+++ EXTRACTED TEXT +++

Berry good news: Mild winter weather hasn't contained itself to Illinois. Warmer than usual winter temps in the Sunshine State mean a bumper crop of strawberries. So as we watch the price of peanut butter and beef climb, we should see berry prices trending down.
"We complained when it was too cold, and now we're complaining this year that it's too hot," Ted Campbell of the Florida Strawberry Growers Association told The Associated Press. "It's a very challenging year."
According to the United States Department of Agriculture, a pound of strawberries on March 2 was selling at major grocery stores for an average of $2.15 -- an eight-cent drop from the previous week and a 28-cent drop from last year at the same time.
Florida is the nation's biggest strawberry producer in January and February, while California is the largest in the spring.
The other factor keeping the price of Florida berries low: Mexican imports.
The USDA reports that between Jan. 1 and March 8, Mexico shipped 190 million pounds of strawberries to the U.S. During the same time, Florida shipped 185 million pounds nationwide.

+++ DATASET EXTRACT +++

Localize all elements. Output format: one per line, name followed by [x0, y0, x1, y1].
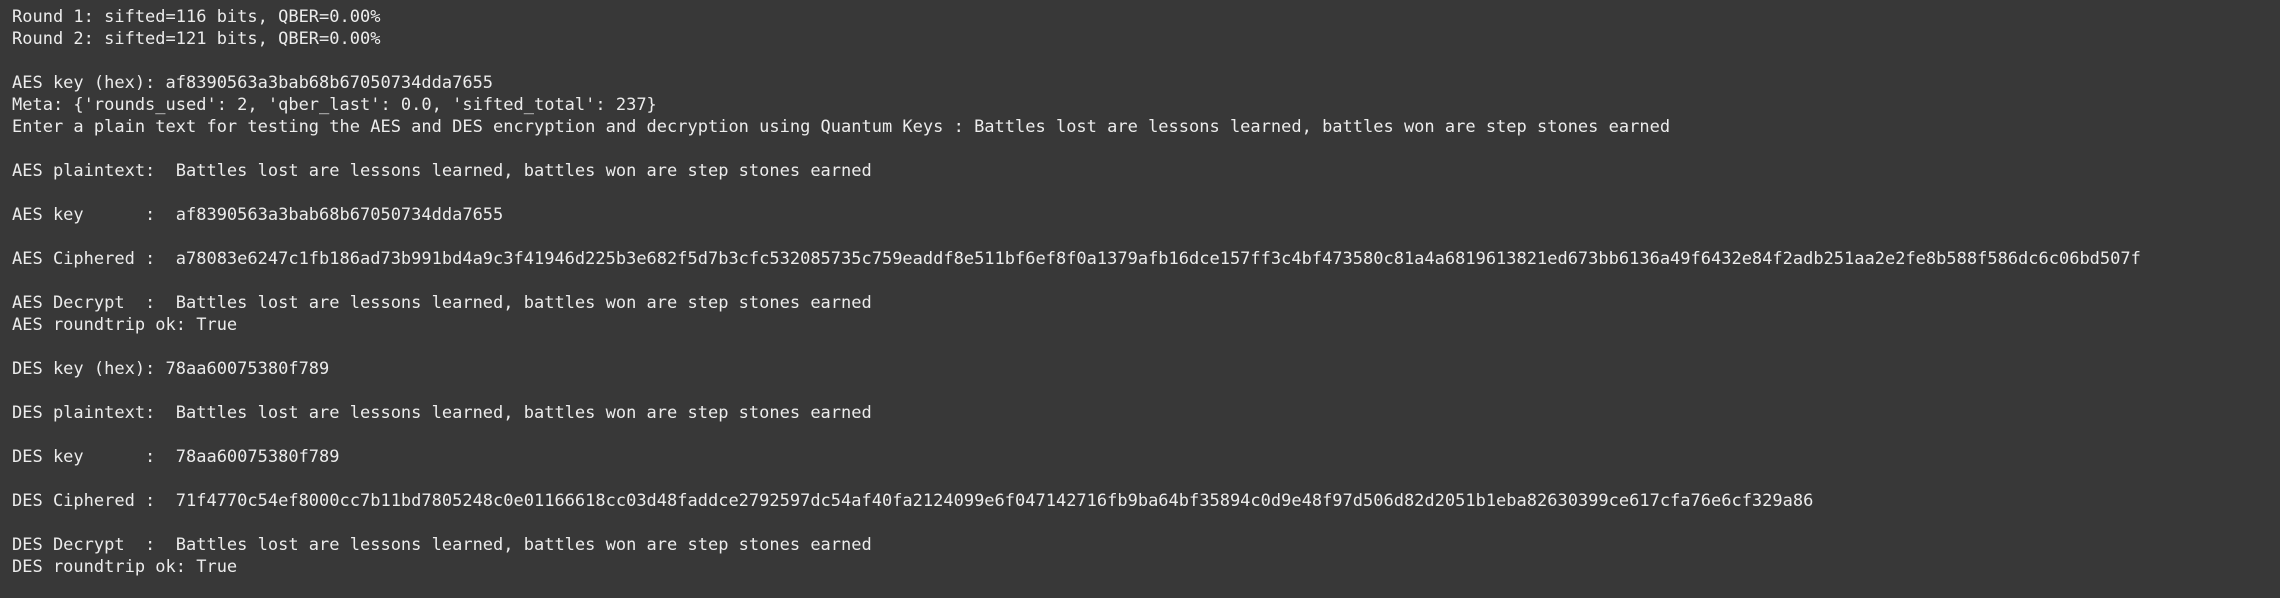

+++

SET OF TASKS:
a - In the article on strawberry prices, what average price did a pound of strawberries sell for at major grocery stores on March 2?
b - Carry on the article about strawberry prices from its final sentence.

EXERCISE RESPONSES:
a - $2.15

b -
The Midwest berry season is still a ways off, and while I'm a big eat-local proponent, I'm also a strawberry lover and plan to eat my share of domestic berries until the plants in my yard start producing.
Berry good tool: A paring knife is all I use to trim and slice strawberries, but my son, Jerome (you can read his column in today's Suburban Parent), went crazy for the Kuhn Rikon Strawberry Knife Colori.
This handy little gadget opens like a pocket knife (hence the instant appeal!) to reveal a scoop on one end that can be used to remove the leaves and pale inner calyx. The other end contains a small high-carbon Japanese steel blade that folds out for slicing.
Don't let its cutesy appearance fool you into thinking this is a toy ... this knife is razor sharp so handle with care.
The Strawberry Knife Colori costs $12; look for it at Sur la Table or online kitchen retailers.